• **REQUIRED WORK**
Omit every picture while repeating the entries exactly.

====== PROVIDED RECORDS ======

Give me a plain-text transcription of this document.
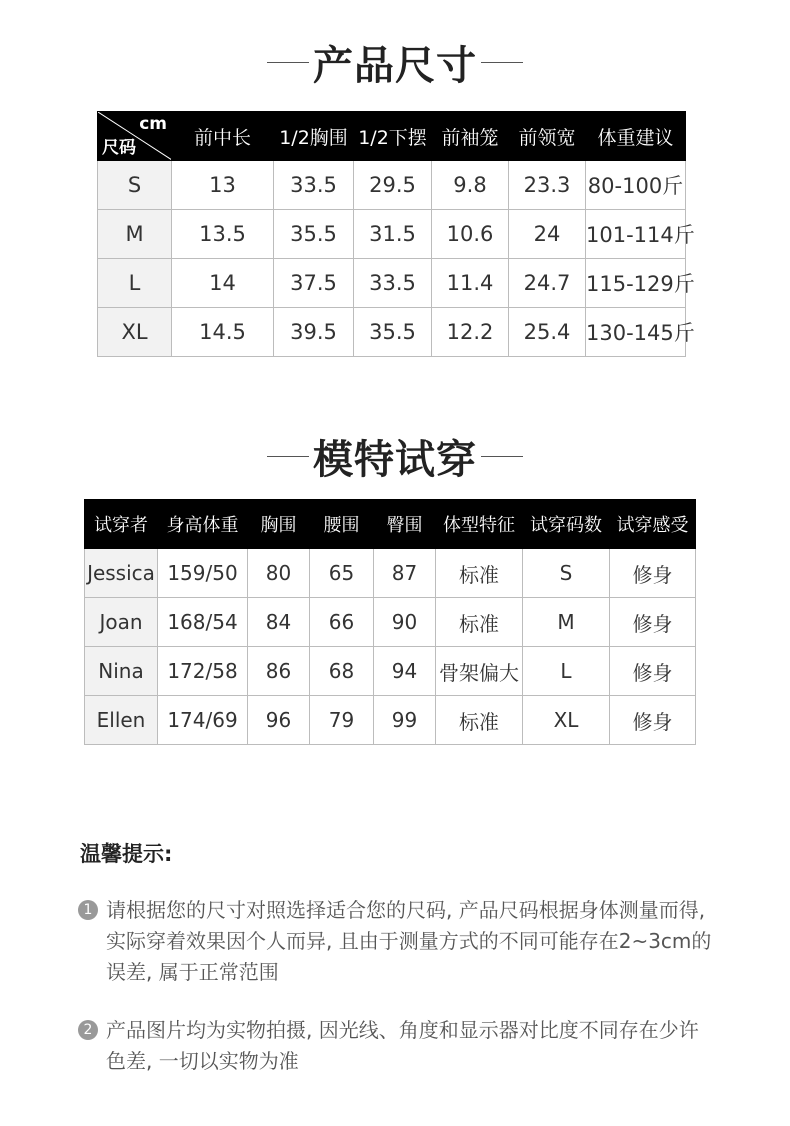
产品尺寸
cm
尺码	前中长	1/2胸围	1/2下摆	前袖笼	前领宽	体重建议
S	13	33.5	29.5	9.8	23.3	80-100斤
M	13.5	35.5	31.5	10.6	24	101-114斤
L	14	37.5	33.5	11.4	24.7	115-129斤
XL	14.5	39.5	35.5	12.2	25.4	130-145斤
模特试穿
试穿者	身高体重	胸围	腰围	臀围	体型特征	试穿码数	试穿感受
Jessica	159/50	80	65	87	标准	S	修身
Joan	168/54	84	66	90	标准	M	修身
Nina	172/58	86	68	94	骨架偏大	L	修身
Ellen	174/69	96	79	99	标准	XL	修身
温馨提示:
1 请根据您的尺寸对照选择适合您的尺码, 产品尺码根据身体测量而得, 实际穿着效果因个人而异, 且由于测量方式的不同可能存在2~3cm的误差, 属于正常范围
2 产品图片均为实物拍摄, 因光线、角度和显示器对比度不同存在少许色差, 一切以实物为准
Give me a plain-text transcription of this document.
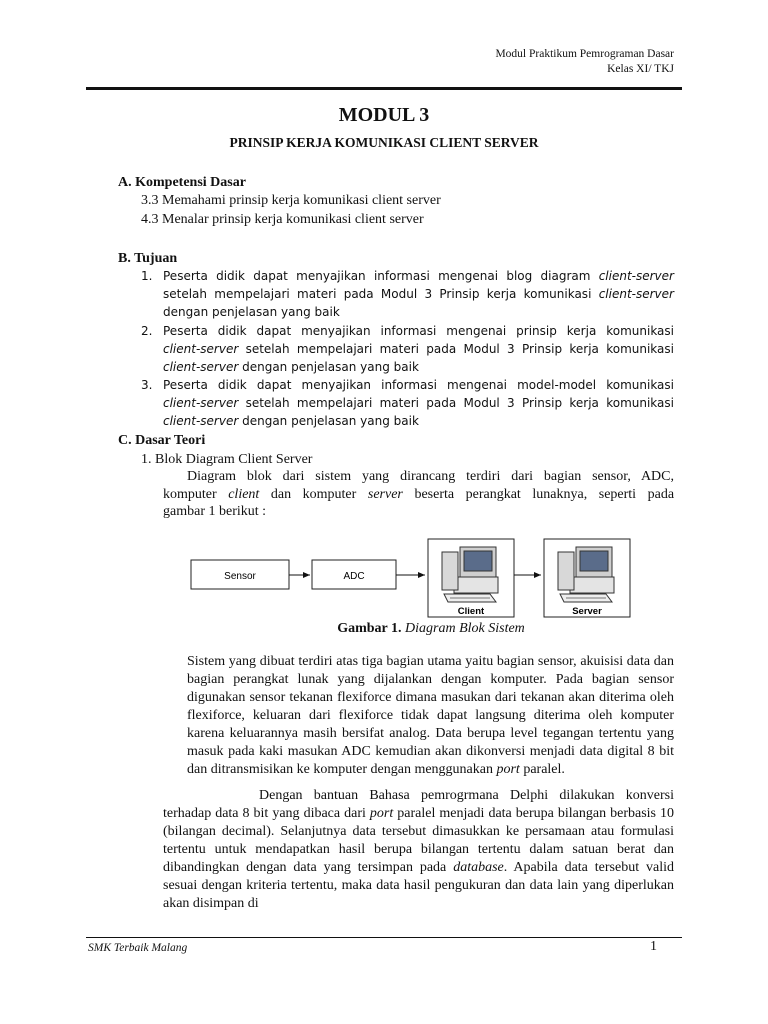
Modul Praktikum Pemrograman Dasar
Kelas XI/ TKJ
MODUL 3
PRINSIP KERJA KOMUNIKASI CLIENT SERVER
A. Kompetensi Dasar
3.3 Memahami prinsip kerja komunikasi client server
4.3 Menalar prinsip kerja komunikasi client server
B. Tujuan
1. Peserta didik dapat menyajikan informasi mengenai blog diagram client-server
setelah mempelajari materi pada Modul 3 Prinsip kerja komunikasi client-server
dengan penjelasan yang baik
2. Peserta didik dapat menyajikan informasi mengenai prinsip kerja komunikasi
client-server setelah mempelajari materi pada Modul 3 Prinsip kerja komunikasi
client-server dengan penjelasan yang baik
3. Peserta didik dapat menyajikan informasi mengenai model-model komunikasi
client-server setelah mempelajari materi pada Modul 3 Prinsip kerja komunikasi
client-server dengan penjelasan yang baik
C. Dasar Teori
1. Blok Diagram Client Server
Diagram blok dari sistem yang dirancang terdiri dari bagian sensor, ADC,
komputer client dan komputer server beserta perangkat lunaknya, seperti pada
gambar 1 berikut :
Sensor	ADC
Client	Server
Gambar 1. Diagram Blok Sistem

Sistem yang dibuat terdiri atas tiga bagian utama yaitu bagian sensor, akuisisi data dan bagian perangkat lunak yang dijalankan dengan komputer. Pada bagian sensor digunakan sensor tekanan flexiforce dimana masukan dari tekanan akan diterima oleh flexiforce, keluaran dari flexiforce tidak dapat langsung diterima oleh komputer karena keluarannya masih bersifat analog. Data berupa level tegangan tertentu yang masuk pada kaki masukan ADC kemudian akan dikonversi menjadi data digital 8 bit dan ditransmisikan ke komputer dengan menggunakan port paralel.

Dengan bantuan Bahasa pemrogrmana Delphi dilakukan konversi terhadap data 8 bit yang dibaca dari port paralel menjadi data berupa bilangan berbasis 10 (bilangan decimal). Selanjutnya data tersebut dimasukkan ke persamaan atau formulasi tertentu untuk mendapatkan hasil berupa bilangan tertentu dalam satuan berat dan dibandingkan dengan data yang tersimpan pada database. Apabila data tersebut valid sesuai dengan kriteria tertentu, maka data hasil pengukuran dan data lain yang diperlukan akan disimpan di

SMK Terbaik Malang	1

======

• **RIGHT ANSWER**
Give me a plain-text transcription of this document.
产品尺寸
cm
尺码	前中长	1/2胸围	1/2下摆	前袖笼	前领宽	体重建议
S	13	33.5	29.5	9.8	23.3	80-100斤
M	13.5	35.5	31.5	10.6	24	101-114斤
L	14	37.5	33.5	11.4	24.7	115-129斤
XL	14.5	39.5	35.5	12.2	25.4	130-145斤
模特试穿
试穿者	身高体重	胸围	腰围	臀围	体型特征	试穿码数	试穿感受
Jessica	159/50	80	65	87	标准	S	修身
Joan	168/54	84	66	90	标准	M	修身
Nina	172/58	86	68	94	骨架偏大	L	修身
Ellen	174/69	96	79	99	标准	XL	修身
温馨提示:
1 请根据您的尺寸对照选择适合您的尺码, 产品尺码根据身体测量而得, 实际穿着效果因个人而异, 且由于测量方式的不同可能存在2~3cm的误差, 属于正常范围
2 产品图片均为实物拍摄, 因光线、角度和显示器对比度不同存在少许色差, 一切以实物为准
Give me a plain-text transcription of this document.
Modul Praktikum Pemrograman Dasar
Kelas XI/ TKJ
MODUL 3
PRINSIP KERJA KOMUNIKASI CLIENT SERVER
A. Kompetensi Dasar
3.3 Memahami prinsip kerja komunikasi client server
4.3 Menalar prinsip kerja komunikasi client server
B. Tujuan
1. Peserta didik dapat menyajikan informasi mengenai blog diagram client-server
setelah mempelajari materi pada Modul 3 Prinsip kerja komunikasi client-server
dengan penjelasan yang baik
2. Peserta didik dapat menyajikan informasi mengenai prinsip kerja komunikasi
client-server setelah mempelajari materi pada Modul 3 Prinsip kerja komunikasi
client-server dengan penjelasan yang baik
3. Peserta didik dapat menyajikan informasi mengenai model-model komunikasi
client-server setelah mempelajari materi pada Modul 3 Prinsip kerja komunikasi
client-server dengan penjelasan yang baik
C. Dasar Teori
1. Blok Diagram Client Server
Diagram blok dari sistem yang dirancang terdiri dari bagian sensor, ADC,
komputer client dan komputer server beserta perangkat lunaknya, seperti pada
gambar 1 berikut :
Sensor	ADC
Client	Server
Gambar 1. Diagram Blok Sistem

Sistem yang dibuat terdiri atas tiga bagian utama yaitu bagian sensor, akuisisi data dan bagian perangkat lunak yang dijalankan dengan komputer. Pada bagian sensor digunakan sensor tekanan flexiforce dimana masukan dari tekanan akan diterima oleh flexiforce, keluaran dari flexiforce tidak dapat langsung diterima oleh komputer karena keluarannya masih bersifat analog. Data berupa level tegangan tertentu yang masuk pada kaki masukan ADC kemudian akan dikonversi menjadi data digital 8 bit dan ditransmisikan ke komputer dengan menggunakan port paralel.

Dengan bantuan Bahasa pemrogrmana Delphi dilakukan konversi terhadap data 8 bit yang dibaca dari port paralel menjadi data berupa bilangan berbasis 10 (bilangan decimal). Selanjutnya data tersebut dimasukkan ke persamaan atau formulasi tertentu untuk mendapatkan hasil berupa bilangan tertentu dalam satuan berat dan dibandingkan dengan data yang tersimpan pada database. Apabila data tersebut valid sesuai dengan kriteria tertentu, maka data hasil pengukuran dan data lain yang diperlukan akan disimpan di

SMK Terbaik Malang	1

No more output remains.